SET EXERCISE: Transcribe the records that follow in their entirety, omitting any pictures.

SOURCE DATA:

════

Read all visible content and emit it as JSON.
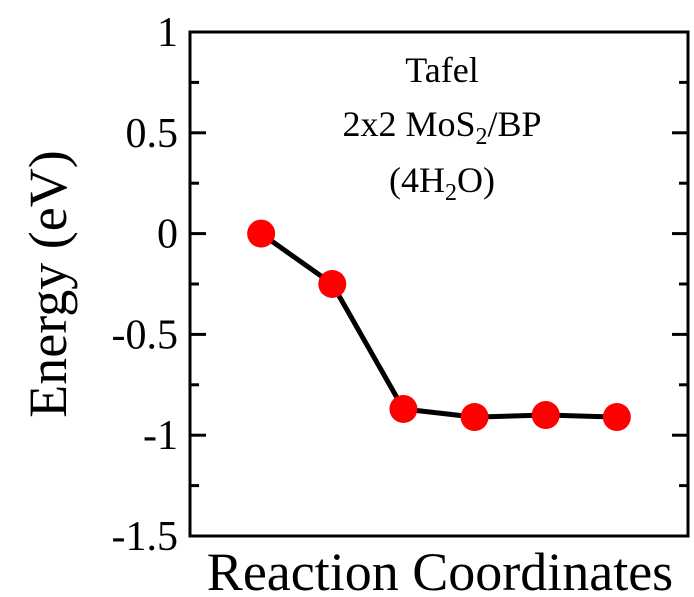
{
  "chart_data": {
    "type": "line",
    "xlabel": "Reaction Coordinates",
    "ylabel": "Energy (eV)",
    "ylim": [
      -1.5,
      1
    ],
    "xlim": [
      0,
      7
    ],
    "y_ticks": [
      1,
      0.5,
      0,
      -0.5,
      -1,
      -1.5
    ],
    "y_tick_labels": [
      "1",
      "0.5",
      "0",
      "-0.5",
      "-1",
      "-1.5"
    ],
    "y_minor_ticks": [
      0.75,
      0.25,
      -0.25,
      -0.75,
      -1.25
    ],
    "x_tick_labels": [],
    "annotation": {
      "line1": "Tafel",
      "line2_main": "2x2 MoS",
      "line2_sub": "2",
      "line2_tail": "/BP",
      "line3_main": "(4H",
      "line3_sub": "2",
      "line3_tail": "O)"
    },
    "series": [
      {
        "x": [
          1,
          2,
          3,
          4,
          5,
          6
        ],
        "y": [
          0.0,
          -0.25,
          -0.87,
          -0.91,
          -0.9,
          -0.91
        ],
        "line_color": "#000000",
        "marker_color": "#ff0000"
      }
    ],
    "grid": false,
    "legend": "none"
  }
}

════

OUTPUT OF THE TASK:
Read all visible content and emit it as JSON.
{
  "chart_data": {
    "type": "line",
    "xlabel": "Reaction Coordinates",
    "ylabel": "Energy (eV)",
    "ylim": [
      -1.5,
      1
    ],
    "xlim": [
      0,
      7
    ],
    "y_ticks": [
      1,
      0.5,
      0,
      -0.5,
      -1,
      -1.5
    ],
    "y_tick_labels": [
      "1",
      "0.5",
      "0",
      "-0.5",
      "-1",
      "-1.5"
    ],
    "y_minor_ticks": [
      0.75,
      0.25,
      -0.25,
      -0.75,
      -1.25
    ],
    "x_tick_labels": [],
    "annotation": {
      "line1": "Tafel",
      "line2_main": "2x2 MoS",
      "line2_sub": "2",
      "line2_tail": "/BP",
      "line3_main": "(4H",
      "line3_sub": "2",
      "line3_tail": "O)"
    },
    "series": [
      {
        "x": [
          1,
          2,
          3,
          4,
          5,
          6
        ],
        "y": [
          0.0,
          -0.25,
          -0.87,
          -0.91,
          -0.9,
          -0.91
        ],
        "line_color": "#000000",
        "marker_color": "#ff0000"
      }
    ],
    "grid": false,
    "legend": "none"
  }
}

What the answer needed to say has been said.